_WHAT TO PRODUCE:_ Leave the pictures out and transcribe every record exactly.

Data excerpts
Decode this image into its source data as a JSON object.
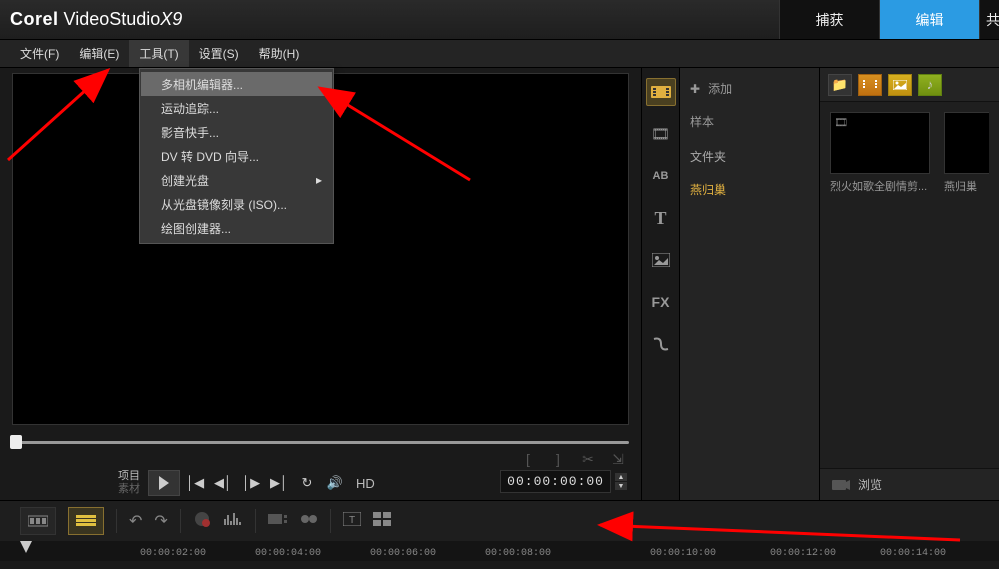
{
  "app": {
    "brand": "Corel",
    "product": "VideoStudio",
    "version": "X9"
  },
  "top_tabs": {
    "capture": "捕获",
    "edit": "编辑",
    "partial": "共"
  },
  "menubar": {
    "file": "文件(F)",
    "edit": "编辑(E)",
    "tools": "工具(T)",
    "settings": "设置(S)",
    "help": "帮助(H)"
  },
  "tools_menu": {
    "multicam": "多相机编辑器...",
    "motion_tracking": "运动追踪...",
    "movie_wizard": "影音快手...",
    "dv_to_dvd": "DV 转 DVD 向导...",
    "create_disc": "创建光盘",
    "burn_iso": "从光盘镜像刻录 (ISO)...",
    "painting_creator": "绘图创建器..."
  },
  "playback": {
    "project_label": "项目",
    "source_label": "素材",
    "hd": "HD",
    "timecode": "00:00:00:00"
  },
  "library": {
    "add": "添加",
    "samples": "样本",
    "folders_header": "文件夹",
    "selected_folder": "燕归巢",
    "browse": "浏览",
    "fx_label": "FX",
    "ab_label": "AB",
    "text_label": "T",
    "thumbs": [
      {
        "label": "烈火如歌全剧情剪..."
      },
      {
        "label": "燕归巢"
      }
    ]
  },
  "ruler": {
    "ticks": [
      "00:00:02:00",
      "00:00:04:00",
      "00:00:06:00",
      "00:00:08:00",
      "00:00:10:00",
      "00:00:12:00",
      "00:00:14:00"
    ]
  },
  "icons": {
    "plus": "✚",
    "folder": "📁",
    "scissors": "✂",
    "speaker": "🔊",
    "undo": "↶",
    "redo": "↷",
    "arrow_down": "⯆",
    "play_next": "▶│",
    "play_prev": "│◀",
    "step_fwd": "│▶",
    "step_back": "◀│",
    "repeat": "↻",
    "film": "🎞",
    "bracket_l": "[",
    "bracket_r": "]",
    "chevron_r": "▸",
    "arrow_box": "⇲"
  }
}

_RESPONSE TO THIS TASK:_
Decode this image into its source data as a JSON object.
{
  "app": {
    "brand": "Corel",
    "product": "VideoStudio",
    "version": "X9"
  },
  "top_tabs": {
    "capture": "捕获",
    "edit": "编辑",
    "partial": "共"
  },
  "menubar": {
    "file": "文件(F)",
    "edit": "编辑(E)",
    "tools": "工具(T)",
    "settings": "设置(S)",
    "help": "帮助(H)"
  },
  "tools_menu": {
    "multicam": "多相机编辑器...",
    "motion_tracking": "运动追踪...",
    "movie_wizard": "影音快手...",
    "dv_to_dvd": "DV 转 DVD 向导...",
    "create_disc": "创建光盘",
    "burn_iso": "从光盘镜像刻录 (ISO)...",
    "painting_creator": "绘图创建器..."
  },
  "playback": {
    "project_label": "项目",
    "source_label": "素材",
    "hd": "HD",
    "timecode": "00:00:00:00"
  },
  "library": {
    "add": "添加",
    "samples": "样本",
    "folders_header": "文件夹",
    "selected_folder": "燕归巢",
    "browse": "浏览",
    "fx_label": "FX",
    "ab_label": "AB",
    "text_label": "T",
    "thumbs": [
      {
        "label": "烈火如歌全剧情剪..."
      },
      {
        "label": "燕归巢"
      }
    ]
  },
  "ruler": {
    "ticks": [
      "00:00:02:00",
      "00:00:04:00",
      "00:00:06:00",
      "00:00:08:00",
      "00:00:10:00",
      "00:00:12:00",
      "00:00:14:00"
    ]
  },
  "icons": {
    "plus": "✚",
    "folder": "📁",
    "scissors": "✂",
    "speaker": "🔊",
    "undo": "↶",
    "redo": "↷",
    "arrow_down": "⯆",
    "play_next": "▶│",
    "play_prev": "│◀",
    "step_fwd": "│▶",
    "step_back": "◀│",
    "repeat": "↻",
    "film": "🎞",
    "bracket_l": "[",
    "bracket_r": "]",
    "chevron_r": "▸",
    "arrow_box": "⇲"
  }
}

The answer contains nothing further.